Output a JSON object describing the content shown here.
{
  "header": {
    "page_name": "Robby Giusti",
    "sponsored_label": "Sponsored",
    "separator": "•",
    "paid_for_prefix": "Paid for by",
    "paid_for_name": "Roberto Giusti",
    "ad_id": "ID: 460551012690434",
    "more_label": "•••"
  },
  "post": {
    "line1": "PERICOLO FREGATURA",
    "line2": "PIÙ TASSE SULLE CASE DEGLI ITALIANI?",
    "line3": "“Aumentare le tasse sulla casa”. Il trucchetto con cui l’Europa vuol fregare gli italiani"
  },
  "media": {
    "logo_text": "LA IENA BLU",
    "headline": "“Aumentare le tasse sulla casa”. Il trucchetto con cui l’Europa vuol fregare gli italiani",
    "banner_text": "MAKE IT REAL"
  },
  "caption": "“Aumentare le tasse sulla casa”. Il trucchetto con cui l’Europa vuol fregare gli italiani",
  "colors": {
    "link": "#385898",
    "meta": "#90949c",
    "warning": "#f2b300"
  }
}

--------------------

■ Task goal
Using the entries above, find all lines with "Aumentare". Copy them.

■ Problem solution
    "line3": "“Aumentare le tasse sulla casa”. Il trucchetto con cui l’Europa vuol fregare gli italiani"
    "headline": "“Aumentare le tasse sulla casa”. Il trucchetto con cui l’Europa vuol fregare gli italiani",
  "caption": "“Aumentare le tasse sulla casa”. Il trucchetto con cui l’Europa vuol fregare gli italiani",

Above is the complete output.